■ **What is being asked**: Return the listing below word for word.

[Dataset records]
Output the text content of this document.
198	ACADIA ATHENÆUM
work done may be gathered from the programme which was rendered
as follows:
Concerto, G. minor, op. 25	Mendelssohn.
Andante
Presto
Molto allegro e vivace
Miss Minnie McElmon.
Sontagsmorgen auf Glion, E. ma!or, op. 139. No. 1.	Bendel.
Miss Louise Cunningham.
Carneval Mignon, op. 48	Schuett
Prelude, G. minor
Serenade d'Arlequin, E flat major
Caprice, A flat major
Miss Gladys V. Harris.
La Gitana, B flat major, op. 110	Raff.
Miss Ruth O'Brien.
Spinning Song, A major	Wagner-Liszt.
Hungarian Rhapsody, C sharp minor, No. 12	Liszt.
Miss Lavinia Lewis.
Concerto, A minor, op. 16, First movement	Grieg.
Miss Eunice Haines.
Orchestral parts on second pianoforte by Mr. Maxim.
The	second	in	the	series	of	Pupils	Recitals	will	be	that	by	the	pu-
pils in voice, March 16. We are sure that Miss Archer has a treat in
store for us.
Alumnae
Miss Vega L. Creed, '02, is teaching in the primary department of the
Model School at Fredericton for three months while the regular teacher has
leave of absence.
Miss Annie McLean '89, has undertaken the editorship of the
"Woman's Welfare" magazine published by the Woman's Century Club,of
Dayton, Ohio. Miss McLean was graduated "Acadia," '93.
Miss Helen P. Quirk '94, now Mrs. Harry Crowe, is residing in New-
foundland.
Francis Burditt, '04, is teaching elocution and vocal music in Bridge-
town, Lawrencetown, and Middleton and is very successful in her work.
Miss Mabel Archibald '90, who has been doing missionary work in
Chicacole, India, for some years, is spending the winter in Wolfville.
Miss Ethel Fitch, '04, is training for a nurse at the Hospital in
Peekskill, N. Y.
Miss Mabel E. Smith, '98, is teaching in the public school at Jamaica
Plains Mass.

■ **The answer**:
Output the text content of this document.
198	ACADIA ATHENÆUM
work done may be gathered from the programme which was rendered
as follows:
Concerto, G. minor, op. 25	Mendelssohn.
Andante
Presto
Molto allegro e vivace
Miss Minnie McElmon.
Sontagsmorgen auf Glion, E. ma!or, op. 139. No. 1.	Bendel.
Miss Louise Cunningham.
Carneval Mignon, op. 48	Schuett
Prelude, G. minor
Serenade d'Arlequin, E flat major
Caprice, A flat major
Miss Gladys V. Harris.
La Gitana, B flat major, op. 110	Raff.
Miss Ruth O'Brien.
Spinning Song, A major	Wagner-Liszt.
Hungarian Rhapsody, C sharp minor, No. 12	Liszt.
Miss Lavinia Lewis.
Concerto, A minor, op. 16, First movement	Grieg.
Miss Eunice Haines.
Orchestral parts on second pianoforte by Mr. Maxim.
The	second	in	the	series	of	Pupils	Recitals	will	be	that	by	the	pu-
pils in voice, March 16. We are sure that Miss Archer has a treat in
store for us.
Alumnae
Miss Vega L. Creed, '02, is teaching in the primary department of the
Model School at Fredericton for three months while the regular teacher has
leave of absence.
Miss Annie McLean '89, has undertaken the editorship of the
"Woman's Welfare" magazine published by the Woman's Century Club,of
Dayton, Ohio. Miss McLean was graduated "Acadia," '93.
Miss Helen P. Quirk '94, now Mrs. Harry Crowe, is residing in New-
foundland.
Francis Burditt, '04, is teaching elocution and vocal music in Bridge-
town, Lawrencetown, and Middleton and is very successful in her work.
Miss Mabel Archibald '90, who has been doing missionary work in
Chicacole, India, for some years, is spending the winter in Wolfville.
Miss Ethel Fitch, '04, is training for a nurse at the Hospital in
Peekskill, N. Y.
Miss Mabel E. Smith, '98, is teaching in the public school at Jamaica
Plains Mass.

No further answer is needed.